BEGIN Data supplied

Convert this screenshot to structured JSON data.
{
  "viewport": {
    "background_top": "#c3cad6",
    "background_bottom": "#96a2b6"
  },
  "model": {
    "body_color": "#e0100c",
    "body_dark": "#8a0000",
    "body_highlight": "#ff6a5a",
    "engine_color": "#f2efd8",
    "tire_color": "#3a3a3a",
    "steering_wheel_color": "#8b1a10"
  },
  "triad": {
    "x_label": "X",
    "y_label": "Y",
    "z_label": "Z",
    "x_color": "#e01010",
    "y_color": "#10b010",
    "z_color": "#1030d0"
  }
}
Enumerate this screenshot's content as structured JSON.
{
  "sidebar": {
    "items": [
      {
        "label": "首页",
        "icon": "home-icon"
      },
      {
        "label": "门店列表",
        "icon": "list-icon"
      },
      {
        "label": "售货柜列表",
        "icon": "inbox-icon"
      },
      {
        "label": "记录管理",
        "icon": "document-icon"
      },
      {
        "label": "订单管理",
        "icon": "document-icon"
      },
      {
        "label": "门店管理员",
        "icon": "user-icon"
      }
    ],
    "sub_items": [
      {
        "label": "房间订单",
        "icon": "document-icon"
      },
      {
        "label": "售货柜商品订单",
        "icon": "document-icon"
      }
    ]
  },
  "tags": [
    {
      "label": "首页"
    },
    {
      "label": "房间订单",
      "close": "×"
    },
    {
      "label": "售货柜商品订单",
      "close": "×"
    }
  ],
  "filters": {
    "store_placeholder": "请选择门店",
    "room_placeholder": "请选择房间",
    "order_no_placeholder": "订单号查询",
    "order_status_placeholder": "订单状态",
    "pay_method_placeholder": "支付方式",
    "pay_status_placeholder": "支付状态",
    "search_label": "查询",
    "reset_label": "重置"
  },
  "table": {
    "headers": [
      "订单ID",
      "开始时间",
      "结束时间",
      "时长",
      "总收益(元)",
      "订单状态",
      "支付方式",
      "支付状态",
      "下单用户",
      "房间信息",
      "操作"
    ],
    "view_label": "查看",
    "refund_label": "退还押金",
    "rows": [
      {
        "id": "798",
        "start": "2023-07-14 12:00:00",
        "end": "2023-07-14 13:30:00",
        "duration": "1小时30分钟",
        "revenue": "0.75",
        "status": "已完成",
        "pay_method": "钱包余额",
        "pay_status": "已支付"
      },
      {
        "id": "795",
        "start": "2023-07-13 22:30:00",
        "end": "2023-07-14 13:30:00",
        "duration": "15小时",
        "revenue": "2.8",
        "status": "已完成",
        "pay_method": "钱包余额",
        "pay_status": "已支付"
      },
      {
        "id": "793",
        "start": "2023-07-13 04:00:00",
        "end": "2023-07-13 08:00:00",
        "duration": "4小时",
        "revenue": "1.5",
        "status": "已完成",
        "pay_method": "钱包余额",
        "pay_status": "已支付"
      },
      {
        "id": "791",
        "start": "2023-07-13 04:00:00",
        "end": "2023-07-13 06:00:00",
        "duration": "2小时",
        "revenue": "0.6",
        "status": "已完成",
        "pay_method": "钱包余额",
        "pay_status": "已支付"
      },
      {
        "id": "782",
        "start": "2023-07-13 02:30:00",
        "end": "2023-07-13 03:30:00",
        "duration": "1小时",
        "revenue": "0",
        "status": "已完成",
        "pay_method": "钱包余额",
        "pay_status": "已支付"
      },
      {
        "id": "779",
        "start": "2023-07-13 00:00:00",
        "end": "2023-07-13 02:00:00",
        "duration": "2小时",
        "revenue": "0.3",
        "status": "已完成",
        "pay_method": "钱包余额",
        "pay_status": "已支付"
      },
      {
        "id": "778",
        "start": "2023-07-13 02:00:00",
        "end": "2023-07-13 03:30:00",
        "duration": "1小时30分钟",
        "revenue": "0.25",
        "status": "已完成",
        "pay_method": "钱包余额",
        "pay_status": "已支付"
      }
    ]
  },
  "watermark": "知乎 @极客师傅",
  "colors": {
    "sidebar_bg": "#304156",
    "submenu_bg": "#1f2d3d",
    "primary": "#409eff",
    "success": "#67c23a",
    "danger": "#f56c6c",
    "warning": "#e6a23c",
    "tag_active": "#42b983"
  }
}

END Data supplied

Set problem
Repeat the listing above without any change.

Solution to this problem
Convert this screenshot to structured JSON data.
{
  "viewport": {
    "background_top": "#c3cad6",
    "background_bottom": "#96a2b6"
  },
  "model": {
    "body_color": "#e0100c",
    "body_dark": "#8a0000",
    "body_highlight": "#ff6a5a",
    "engine_color": "#f2efd8",
    "tire_color": "#3a3a3a",
    "steering_wheel_color": "#8b1a10"
  },
  "triad": {
    "x_label": "X",
    "y_label": "Y",
    "z_label": "Z",
    "x_color": "#e01010",
    "y_color": "#10b010",
    "z_color": "#1030d0"
  }
}
Enumerate this screenshot's content as structured JSON.
{
  "sidebar": {
    "items": [
      {
        "label": "首页",
        "icon": "home-icon"
      },
      {
        "label": "门店列表",
        "icon": "list-icon"
      },
      {
        "label": "售货柜列表",
        "icon": "inbox-icon"
      },
      {
        "label": "记录管理",
        "icon": "document-icon"
      },
      {
        "label": "订单管理",
        "icon": "document-icon"
      },
      {
        "label": "门店管理员",
        "icon": "user-icon"
      }
    ],
    "sub_items": [
      {
        "label": "房间订单",
        "icon": "document-icon"
      },
      {
        "label": "售货柜商品订单",
        "icon": "document-icon"
      }
    ]
  },
  "tags": [
    {
      "label": "首页"
    },
    {
      "label": "房间订单",
      "close": "×"
    },
    {
      "label": "售货柜商品订单",
      "close": "×"
    }
  ],
  "filters": {
    "store_placeholder": "请选择门店",
    "room_placeholder": "请选择房间",
    "order_no_placeholder": "订单号查询",
    "order_status_placeholder": "订单状态",
    "pay_method_placeholder": "支付方式",
    "pay_status_placeholder": "支付状态",
    "search_label": "查询",
    "reset_label": "重置"
  },
  "table": {
    "headers": [
      "订单ID",
      "开始时间",
      "结束时间",
      "时长",
      "总收益(元)",
      "订单状态",
      "支付方式",
      "支付状态",
      "下单用户",
      "房间信息",
      "操作"
    ],
    "view_label": "查看",
    "refund_label": "退还押金",
    "rows": [
      {
        "id": "798",
        "start": "2023-07-14 12:00:00",
        "end": "2023-07-14 13:30:00",
        "duration": "1小时30分钟",
        "revenue": "0.75",
        "status": "已完成",
        "pay_method": "钱包余额",
        "pay_status": "已支付"
      },
      {
        "id": "795",
        "start": "2023-07-13 22:30:00",
        "end": "2023-07-14 13:30:00",
        "duration": "15小时",
        "revenue": "2.8",
        "status": "已完成",
        "pay_method": "钱包余额",
        "pay_status": "已支付"
      },
      {
        "id": "793",
        "start": "2023-07-13 04:00:00",
        "end": "2023-07-13 08:00:00",
        "duration": "4小时",
        "revenue": "1.5",
        "status": "已完成",
        "pay_method": "钱包余额",
        "pay_status": "已支付"
      },
      {
        "id": "791",
        "start": "2023-07-13 04:00:00",
        "end": "2023-07-13 06:00:00",
        "duration": "2小时",
        "revenue": "0.6",
        "status": "已完成",
        "pay_method": "钱包余额",
        "pay_status": "已支付"
      },
      {
        "id": "782",
        "start": "2023-07-13 02:30:00",
        "end": "2023-07-13 03:30:00",
        "duration": "1小时",
        "revenue": "0",
        "status": "已完成",
        "pay_method": "钱包余额",
        "pay_status": "已支付"
      },
      {
        "id": "779",
        "start": "2023-07-13 00:00:00",
        "end": "2023-07-13 02:00:00",
        "duration": "2小时",
        "revenue": "0.3",
        "status": "已完成",
        "pay_method": "钱包余额",
        "pay_status": "已支付"
      },
      {
        "id": "778",
        "start": "2023-07-13 02:00:00",
        "end": "2023-07-13 03:30:00",
        "duration": "1小时30分钟",
        "revenue": "0.25",
        "status": "已完成",
        "pay_method": "钱包余额",
        "pay_status": "已支付"
      }
    ]
  },
  "watermark": "知乎 @极客师傅",
  "colors": {
    "sidebar_bg": "#304156",
    "submenu_bg": "#1f2d3d",
    "primary": "#409eff",
    "success": "#67c23a",
    "danger": "#f56c6c",
    "warning": "#e6a23c",
    "tag_active": "#42b983"
  }
}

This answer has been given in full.